> GOAL OF THE EXERCISE
Retype the records below exactly as they appear.

> Chart and figure data
────────────────────────────────────────
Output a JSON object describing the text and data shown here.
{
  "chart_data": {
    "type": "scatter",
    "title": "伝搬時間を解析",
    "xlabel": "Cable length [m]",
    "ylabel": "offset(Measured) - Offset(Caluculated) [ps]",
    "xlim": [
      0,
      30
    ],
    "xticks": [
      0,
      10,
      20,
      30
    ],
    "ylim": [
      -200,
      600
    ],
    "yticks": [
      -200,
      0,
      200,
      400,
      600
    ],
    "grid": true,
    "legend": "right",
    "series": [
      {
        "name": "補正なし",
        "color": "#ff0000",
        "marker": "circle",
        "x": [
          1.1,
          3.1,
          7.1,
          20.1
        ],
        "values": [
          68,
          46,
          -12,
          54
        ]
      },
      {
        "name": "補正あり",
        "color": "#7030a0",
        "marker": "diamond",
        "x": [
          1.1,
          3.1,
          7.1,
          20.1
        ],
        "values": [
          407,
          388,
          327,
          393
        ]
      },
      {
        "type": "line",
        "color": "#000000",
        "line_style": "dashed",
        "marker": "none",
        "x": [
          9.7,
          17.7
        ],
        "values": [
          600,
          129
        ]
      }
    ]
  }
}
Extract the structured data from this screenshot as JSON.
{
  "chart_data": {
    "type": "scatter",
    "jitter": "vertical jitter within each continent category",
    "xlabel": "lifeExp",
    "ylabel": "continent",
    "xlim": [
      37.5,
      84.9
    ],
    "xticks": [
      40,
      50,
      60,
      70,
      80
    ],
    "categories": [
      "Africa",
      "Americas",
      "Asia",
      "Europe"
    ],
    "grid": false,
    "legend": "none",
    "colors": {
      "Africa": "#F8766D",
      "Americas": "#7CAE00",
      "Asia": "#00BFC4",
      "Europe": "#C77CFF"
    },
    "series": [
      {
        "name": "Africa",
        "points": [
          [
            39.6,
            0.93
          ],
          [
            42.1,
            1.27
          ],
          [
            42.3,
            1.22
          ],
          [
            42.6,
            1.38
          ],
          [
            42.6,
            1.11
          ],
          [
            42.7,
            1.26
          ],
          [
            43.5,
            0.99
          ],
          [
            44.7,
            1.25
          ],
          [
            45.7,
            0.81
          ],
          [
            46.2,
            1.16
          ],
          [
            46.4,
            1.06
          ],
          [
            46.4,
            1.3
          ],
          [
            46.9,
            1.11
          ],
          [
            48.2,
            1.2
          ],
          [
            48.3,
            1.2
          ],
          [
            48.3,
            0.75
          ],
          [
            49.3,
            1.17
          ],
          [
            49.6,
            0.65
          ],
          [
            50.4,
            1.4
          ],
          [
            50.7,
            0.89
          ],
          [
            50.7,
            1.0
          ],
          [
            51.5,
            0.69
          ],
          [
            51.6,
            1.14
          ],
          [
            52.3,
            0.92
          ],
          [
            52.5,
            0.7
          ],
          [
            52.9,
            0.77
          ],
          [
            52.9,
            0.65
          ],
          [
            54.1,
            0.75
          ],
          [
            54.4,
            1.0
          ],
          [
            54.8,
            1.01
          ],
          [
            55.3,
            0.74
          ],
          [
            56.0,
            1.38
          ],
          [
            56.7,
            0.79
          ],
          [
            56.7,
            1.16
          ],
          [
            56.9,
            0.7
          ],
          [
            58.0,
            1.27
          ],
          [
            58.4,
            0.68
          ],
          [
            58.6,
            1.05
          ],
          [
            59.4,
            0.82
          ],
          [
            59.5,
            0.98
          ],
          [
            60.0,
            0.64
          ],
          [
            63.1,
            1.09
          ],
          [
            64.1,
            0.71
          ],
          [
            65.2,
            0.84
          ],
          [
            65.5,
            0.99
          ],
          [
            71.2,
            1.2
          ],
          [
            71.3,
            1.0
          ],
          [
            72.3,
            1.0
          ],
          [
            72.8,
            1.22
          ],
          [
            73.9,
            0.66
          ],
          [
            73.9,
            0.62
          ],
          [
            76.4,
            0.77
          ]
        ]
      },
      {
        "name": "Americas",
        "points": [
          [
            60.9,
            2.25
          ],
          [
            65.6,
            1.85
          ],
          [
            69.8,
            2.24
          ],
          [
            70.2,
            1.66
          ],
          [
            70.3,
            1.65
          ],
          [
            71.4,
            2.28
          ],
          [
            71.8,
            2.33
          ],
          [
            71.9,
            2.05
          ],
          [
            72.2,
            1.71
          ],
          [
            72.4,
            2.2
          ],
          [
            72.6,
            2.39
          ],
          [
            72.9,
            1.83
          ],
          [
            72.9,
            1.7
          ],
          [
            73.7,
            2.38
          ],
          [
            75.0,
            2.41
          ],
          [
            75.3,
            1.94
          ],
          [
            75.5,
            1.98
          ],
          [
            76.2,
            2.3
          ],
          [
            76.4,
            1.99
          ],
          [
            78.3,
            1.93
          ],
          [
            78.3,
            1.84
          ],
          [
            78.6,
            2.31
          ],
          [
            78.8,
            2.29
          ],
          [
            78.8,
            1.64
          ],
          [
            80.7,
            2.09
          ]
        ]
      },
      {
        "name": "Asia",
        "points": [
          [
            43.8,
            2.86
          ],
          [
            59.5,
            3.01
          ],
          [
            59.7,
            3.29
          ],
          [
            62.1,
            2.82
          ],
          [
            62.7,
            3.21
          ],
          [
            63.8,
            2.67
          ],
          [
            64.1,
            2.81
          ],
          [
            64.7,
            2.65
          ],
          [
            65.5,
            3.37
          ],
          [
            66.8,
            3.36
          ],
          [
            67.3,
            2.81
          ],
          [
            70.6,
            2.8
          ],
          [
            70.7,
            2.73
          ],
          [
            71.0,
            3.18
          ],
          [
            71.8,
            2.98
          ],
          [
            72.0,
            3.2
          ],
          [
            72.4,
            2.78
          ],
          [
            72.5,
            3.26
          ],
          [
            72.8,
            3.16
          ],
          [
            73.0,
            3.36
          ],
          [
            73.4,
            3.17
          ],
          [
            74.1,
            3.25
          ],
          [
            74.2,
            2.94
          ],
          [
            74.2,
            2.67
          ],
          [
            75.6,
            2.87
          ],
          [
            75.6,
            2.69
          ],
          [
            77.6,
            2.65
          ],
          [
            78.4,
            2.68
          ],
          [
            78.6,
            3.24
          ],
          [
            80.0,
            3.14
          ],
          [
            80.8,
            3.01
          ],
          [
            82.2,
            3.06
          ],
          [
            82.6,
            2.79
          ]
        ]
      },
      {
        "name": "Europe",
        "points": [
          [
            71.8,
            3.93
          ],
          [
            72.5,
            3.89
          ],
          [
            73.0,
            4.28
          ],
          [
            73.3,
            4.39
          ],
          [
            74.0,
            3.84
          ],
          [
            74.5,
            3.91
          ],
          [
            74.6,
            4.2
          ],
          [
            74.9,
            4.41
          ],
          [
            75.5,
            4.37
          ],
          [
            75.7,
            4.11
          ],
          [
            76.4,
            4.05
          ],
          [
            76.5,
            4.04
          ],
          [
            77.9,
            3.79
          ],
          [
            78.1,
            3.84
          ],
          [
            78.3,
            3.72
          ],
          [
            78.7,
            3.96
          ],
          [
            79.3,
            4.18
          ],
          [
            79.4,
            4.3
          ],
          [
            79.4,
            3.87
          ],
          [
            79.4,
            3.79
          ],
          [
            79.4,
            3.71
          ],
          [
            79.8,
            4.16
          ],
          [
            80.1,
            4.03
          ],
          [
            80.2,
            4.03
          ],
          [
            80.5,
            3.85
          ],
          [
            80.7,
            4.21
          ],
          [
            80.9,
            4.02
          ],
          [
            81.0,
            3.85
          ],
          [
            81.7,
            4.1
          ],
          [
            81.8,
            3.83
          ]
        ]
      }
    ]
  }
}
────────────────────────────────────────
> REPLY TO THE EXERCISE
Output a JSON object describing the text and data shown here.
{
  "chart_data": {
    "type": "scatter",
    "title": "伝搬時間を解析",
    "xlabel": "Cable length [m]",
    "ylabel": "offset(Measured) - Offset(Caluculated) [ps]",
    "xlim": [
      0,
      30
    ],
    "xticks": [
      0,
      10,
      20,
      30
    ],
    "ylim": [
      -200,
      600
    ],
    "yticks": [
      -200,
      0,
      200,
      400,
      600
    ],
    "grid": true,
    "legend": "right",
    "series": [
      {
        "name": "補正なし",
        "color": "#ff0000",
        "marker": "circle",
        "x": [
          1.1,
          3.1,
          7.1,
          20.1
        ],
        "values": [
          68,
          46,
          -12,
          54
        ]
      },
      {
        "name": "補正あり",
        "color": "#7030a0",
        "marker": "diamond",
        "x": [
          1.1,
          3.1,
          7.1,
          20.1
        ],
        "values": [
          407,
          388,
          327,
          393
        ]
      },
      {
        "type": "line",
        "color": "#000000",
        "line_style": "dashed",
        "marker": "none",
        "x": [
          9.7,
          17.7
        ],
        "values": [
          600,
          129
        ]
      }
    ]
  }
}
Extract the structured data from this screenshot as JSON.
{
  "chart_data": {
    "type": "scatter",
    "jitter": "vertical jitter within each continent category",
    "xlabel": "lifeExp",
    "ylabel": "continent",
    "xlim": [
      37.5,
      84.9
    ],
    "xticks": [
      40,
      50,
      60,
      70,
      80
    ],
    "categories": [
      "Africa",
      "Americas",
      "Asia",
      "Europe"
    ],
    "grid": false,
    "legend": "none",
    "colors": {
      "Africa": "#F8766D",
      "Americas": "#7CAE00",
      "Asia": "#00BFC4",
      "Europe": "#C77CFF"
    },
    "series": [
      {
        "name": "Africa",
        "points": [
          [
            39.6,
            0.93
          ],
          [
            42.1,
            1.27
          ],
          [
            42.3,
            1.22
          ],
          [
            42.6,
            1.38
          ],
          [
            42.6,
            1.11
          ],
          [
            42.7,
            1.26
          ],
          [
            43.5,
            0.99
          ],
          [
            44.7,
            1.25
          ],
          [
            45.7,
            0.81
          ],
          [
            46.2,
            1.16
          ],
          [
            46.4,
            1.06
          ],
          [
            46.4,
            1.3
          ],
          [
            46.9,
            1.11
          ],
          [
            48.2,
            1.2
          ],
          [
            48.3,
            1.2
          ],
          [
            48.3,
            0.75
          ],
          [
            49.3,
            1.17
          ],
          [
            49.6,
            0.65
          ],
          [
            50.4,
            1.4
          ],
          [
            50.7,
            0.89
          ],
          [
            50.7,
            1.0
          ],
          [
            51.5,
            0.69
          ],
          [
            51.6,
            1.14
          ],
          [
            52.3,
            0.92
          ],
          [
            52.5,
            0.7
          ],
          [
            52.9,
            0.77
          ],
          [
            52.9,
            0.65
          ],
          [
            54.1,
            0.75
          ],
          [
            54.4,
            1.0
          ],
          [
            54.8,
            1.01
          ],
          [
            55.3,
            0.74
          ],
          [
            56.0,
            1.38
          ],
          [
            56.7,
            0.79
          ],
          [
            56.7,
            1.16
          ],
          [
            56.9,
            0.7
          ],
          [
            58.0,
            1.27
          ],
          [
            58.4,
            0.68
          ],
          [
            58.6,
            1.05
          ],
          [
            59.4,
            0.82
          ],
          [
            59.5,
            0.98
          ],
          [
            60.0,
            0.64
          ],
          [
            63.1,
            1.09
          ],
          [
            64.1,
            0.71
          ],
          [
            65.2,
            0.84
          ],
          [
            65.5,
            0.99
          ],
          [
            71.2,
            1.2
          ],
          [
            71.3,
            1.0
          ],
          [
            72.3,
            1.0
          ],
          [
            72.8,
            1.22
          ],
          [
            73.9,
            0.66
          ],
          [
            73.9,
            0.62
          ],
          [
            76.4,
            0.77
          ]
        ]
      },
      {
        "name": "Americas",
        "points": [
          [
            60.9,
            2.25
          ],
          [
            65.6,
            1.85
          ],
          [
            69.8,
            2.24
          ],
          [
            70.2,
            1.66
          ],
          [
            70.3,
            1.65
          ],
          [
            71.4,
            2.28
          ],
          [
            71.8,
            2.33
          ],
          [
            71.9,
            2.05
          ],
          [
            72.2,
            1.71
          ],
          [
            72.4,
            2.2
          ],
          [
            72.6,
            2.39
          ],
          [
            72.9,
            1.83
          ],
          [
            72.9,
            1.7
          ],
          [
            73.7,
            2.38
          ],
          [
            75.0,
            2.41
          ],
          [
            75.3,
            1.94
          ],
          [
            75.5,
            1.98
          ],
          [
            76.2,
            2.3
          ],
          [
            76.4,
            1.99
          ],
          [
            78.3,
            1.93
          ],
          [
            78.3,
            1.84
          ],
          [
            78.6,
            2.31
          ],
          [
            78.8,
            2.29
          ],
          [
            78.8,
            1.64
          ],
          [
            80.7,
            2.09
          ]
        ]
      },
      {
        "name": "Asia",
        "points": [
          [
            43.8,
            2.86
          ],
          [
            59.5,
            3.01
          ],
          [
            59.7,
            3.29
          ],
          [
            62.1,
            2.82
          ],
          [
            62.7,
            3.21
          ],
          [
            63.8,
            2.67
          ],
          [
            64.1,
            2.81
          ],
          [
            64.7,
            2.65
          ],
          [
            65.5,
            3.37
          ],
          [
            66.8,
            3.36
          ],
          [
            67.3,
            2.81
          ],
          [
            70.6,
            2.8
          ],
          [
            70.7,
            2.73
          ],
          [
            71.0,
            3.18
          ],
          [
            71.8,
            2.98
          ],
          [
            72.0,
            3.2
          ],
          [
            72.4,
            2.78
          ],
          [
            72.5,
            3.26
          ],
          [
            72.8,
            3.16
          ],
          [
            73.0,
            3.36
          ],
          [
            73.4,
            3.17
          ],
          [
            74.1,
            3.25
          ],
          [
            74.2,
            2.94
          ],
          [
            74.2,
            2.67
          ],
          [
            75.6,
            2.87
          ],
          [
            75.6,
            2.69
          ],
          [
            77.6,
            2.65
          ],
          [
            78.4,
            2.68
          ],
          [
            78.6,
            3.24
          ],
          [
            80.0,
            3.14
          ],
          [
            80.8,
            3.01
          ],
          [
            82.2,
            3.06
          ],
          [
            82.6,
            2.79
          ]
        ]
      },
      {
        "name": "Europe",
        "points": [
          [
            71.8,
            3.93
          ],
          [
            72.5,
            3.89
          ],
          [
            73.0,
            4.28
          ],
          [
            73.3,
            4.39
          ],
          [
            74.0,
            3.84
          ],
          [
            74.5,
            3.91
          ],
          [
            74.6,
            4.2
          ],
          [
            74.9,
            4.41
          ],
          [
            75.5,
            4.37
          ],
          [
            75.7,
            4.11
          ],
          [
            76.4,
            4.05
          ],
          [
            76.5,
            4.04
          ],
          [
            77.9,
            3.79
          ],
          [
            78.1,
            3.84
          ],
          [
            78.3,
            3.72
          ],
          [
            78.7,
            3.96
          ],
          [
            79.3,
            4.18
          ],
          [
            79.4,
            4.3
          ],
          [
            79.4,
            3.87
          ],
          [
            79.4,
            3.79
          ],
          [
            79.4,
            3.71
          ],
          [
            79.8,
            4.16
          ],
          [
            80.1,
            4.03
          ],
          [
            80.2,
            4.03
          ],
          [
            80.5,
            3.85
          ],
          [
            80.7,
            4.21
          ],
          [
            80.9,
            4.02
          ],
          [
            81.0,
            3.85
          ],
          [
            81.7,
            4.1
          ],
          [
            81.8,
            3.83
          ]
        ]
      }
    ]
  }
}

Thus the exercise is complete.